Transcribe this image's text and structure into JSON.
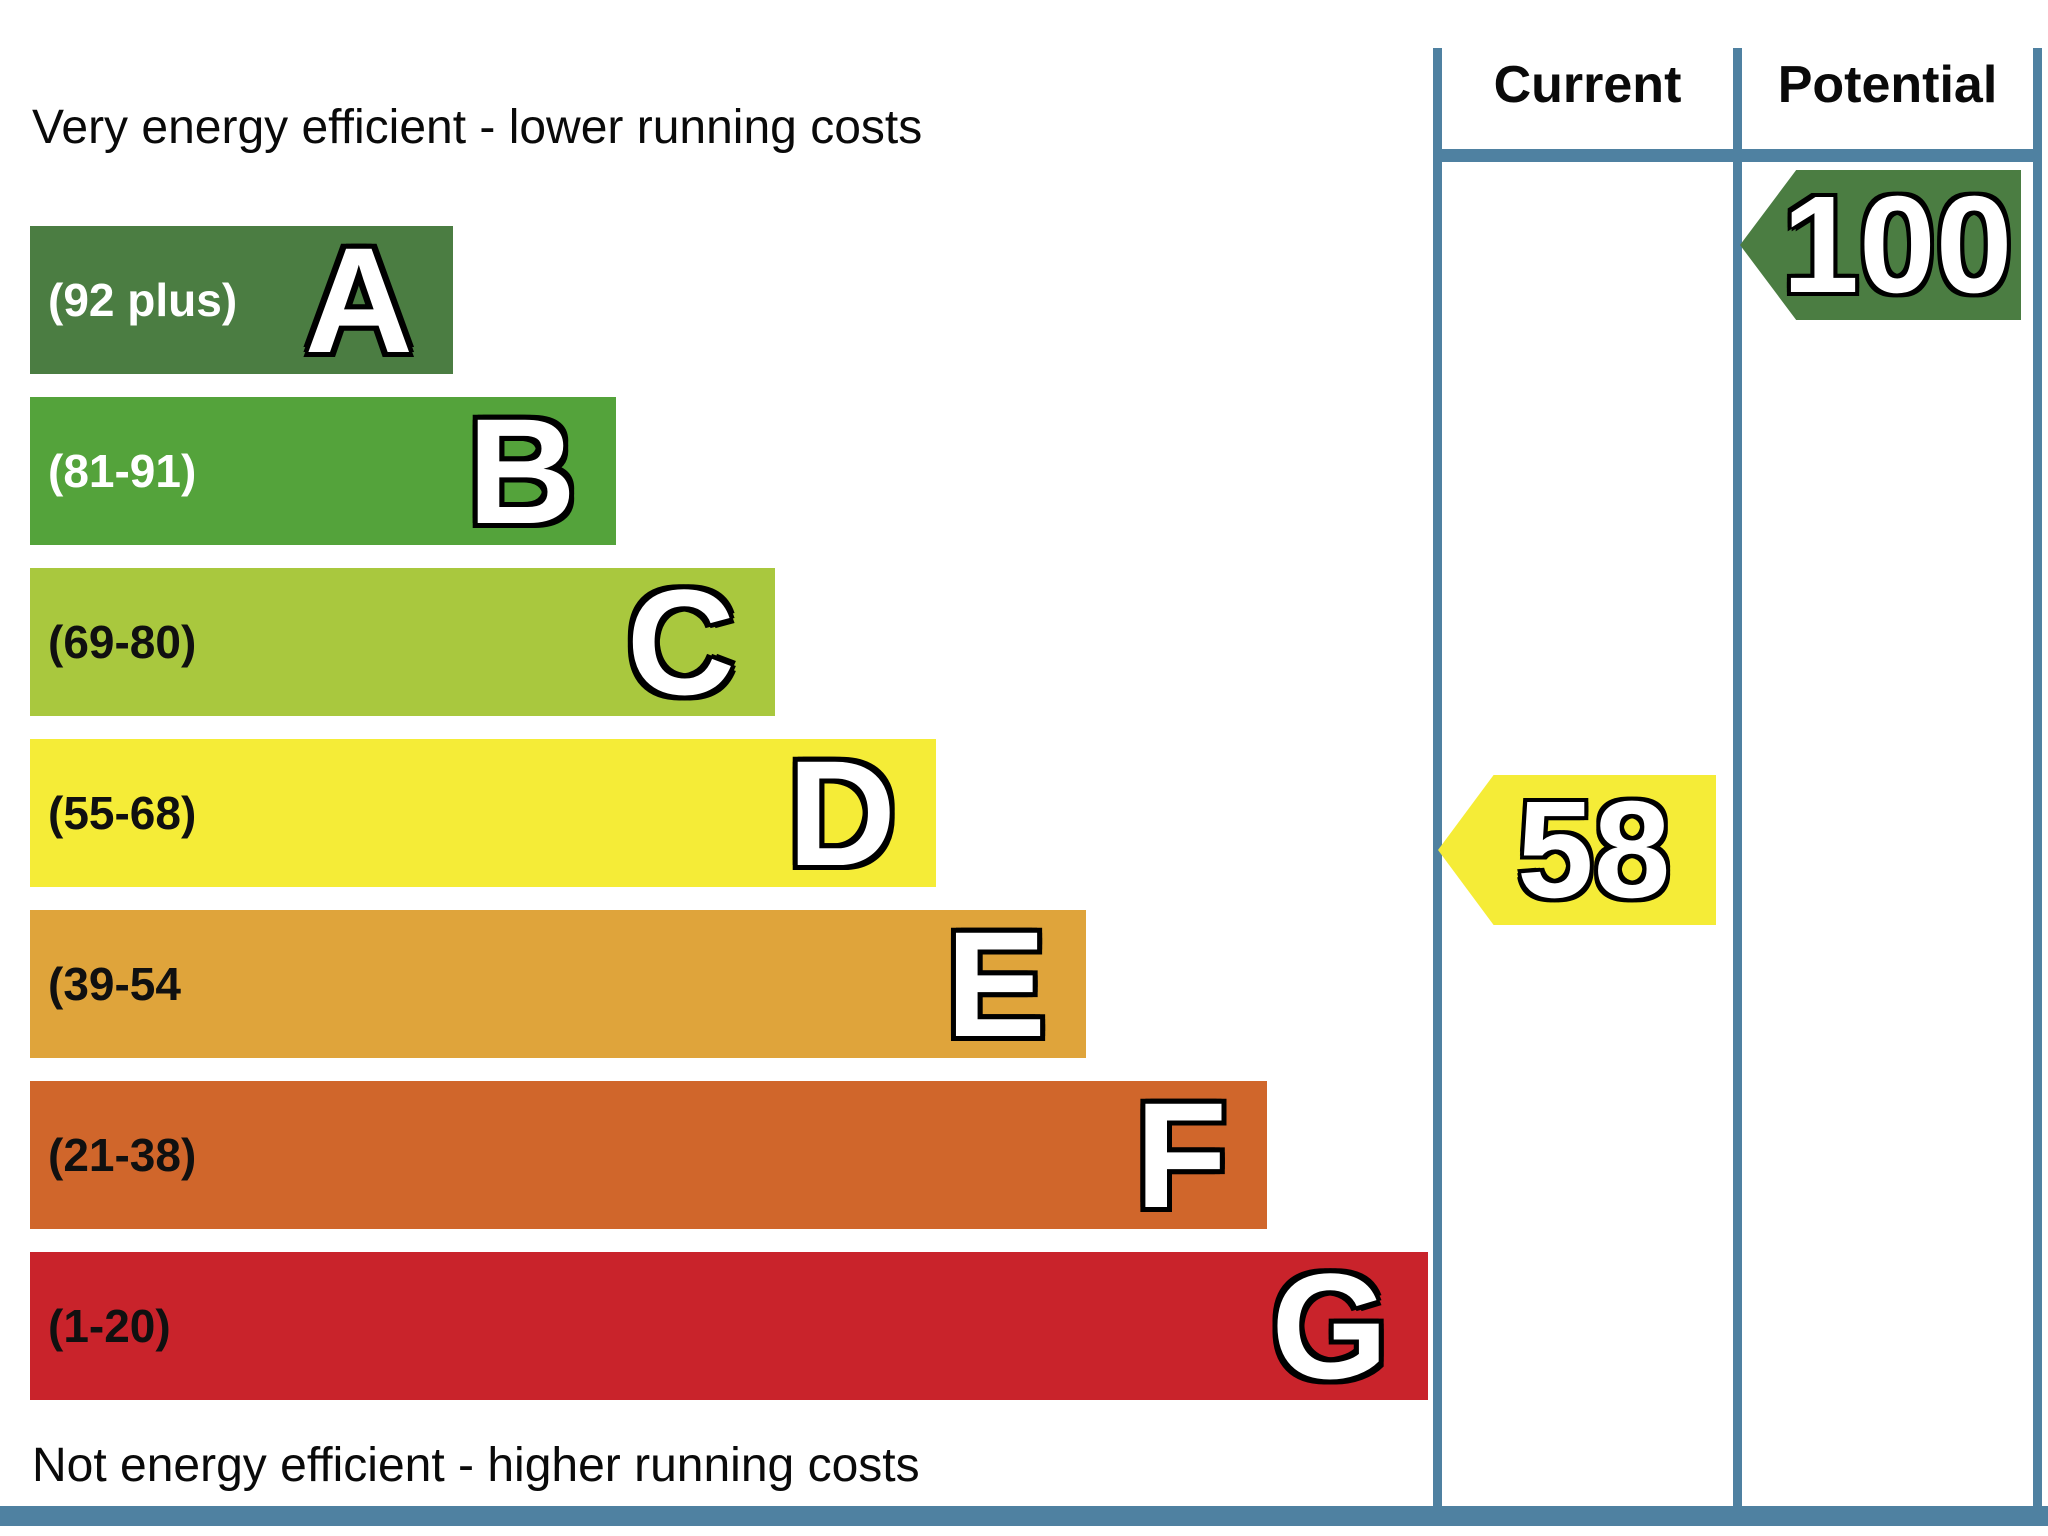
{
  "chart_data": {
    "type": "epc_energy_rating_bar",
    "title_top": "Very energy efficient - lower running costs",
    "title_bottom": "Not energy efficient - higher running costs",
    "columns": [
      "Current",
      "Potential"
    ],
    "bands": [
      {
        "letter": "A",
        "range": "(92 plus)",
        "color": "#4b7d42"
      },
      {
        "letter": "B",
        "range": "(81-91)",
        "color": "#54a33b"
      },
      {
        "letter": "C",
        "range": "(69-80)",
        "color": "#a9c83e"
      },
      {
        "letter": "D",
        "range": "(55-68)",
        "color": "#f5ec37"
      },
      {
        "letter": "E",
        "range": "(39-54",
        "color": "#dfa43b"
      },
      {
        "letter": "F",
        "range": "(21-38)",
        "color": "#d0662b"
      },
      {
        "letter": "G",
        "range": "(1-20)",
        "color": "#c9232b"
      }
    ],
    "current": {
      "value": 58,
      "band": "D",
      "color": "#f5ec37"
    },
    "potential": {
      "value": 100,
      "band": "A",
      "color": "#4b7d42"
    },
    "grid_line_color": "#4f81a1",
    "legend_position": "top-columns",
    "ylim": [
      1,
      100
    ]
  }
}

### Instructions to follow
Copy out the entries verbatim and leave the images out.

### Reply to the exercise
Transcribe this image's text and structure into JSON.
{
  "chart_data": {
    "type": "epc_energy_rating_bar",
    "title_top": "Very energy efficient - lower running costs",
    "title_bottom": "Not energy efficient - higher running costs",
    "columns": [
      "Current",
      "Potential"
    ],
    "bands": [
      {
        "letter": "A",
        "range": "(92 plus)",
        "color": "#4b7d42"
      },
      {
        "letter": "B",
        "range": "(81-91)",
        "color": "#54a33b"
      },
      {
        "letter": "C",
        "range": "(69-80)",
        "color": "#a9c83e"
      },
      {
        "letter": "D",
        "range": "(55-68)",
        "color": "#f5ec37"
      },
      {
        "letter": "E",
        "range": "(39-54",
        "color": "#dfa43b"
      },
      {
        "letter": "F",
        "range": "(21-38)",
        "color": "#d0662b"
      },
      {
        "letter": "G",
        "range": "(1-20)",
        "color": "#c9232b"
      }
    ],
    "current": {
      "value": 58,
      "band": "D",
      "color": "#f5ec37"
    },
    "potential": {
      "value": 100,
      "band": "A",
      "color": "#4b7d42"
    },
    "grid_line_color": "#4f81a1",
    "legend_position": "top-columns",
    "ylim": [
      1,
      100
    ]
  }
}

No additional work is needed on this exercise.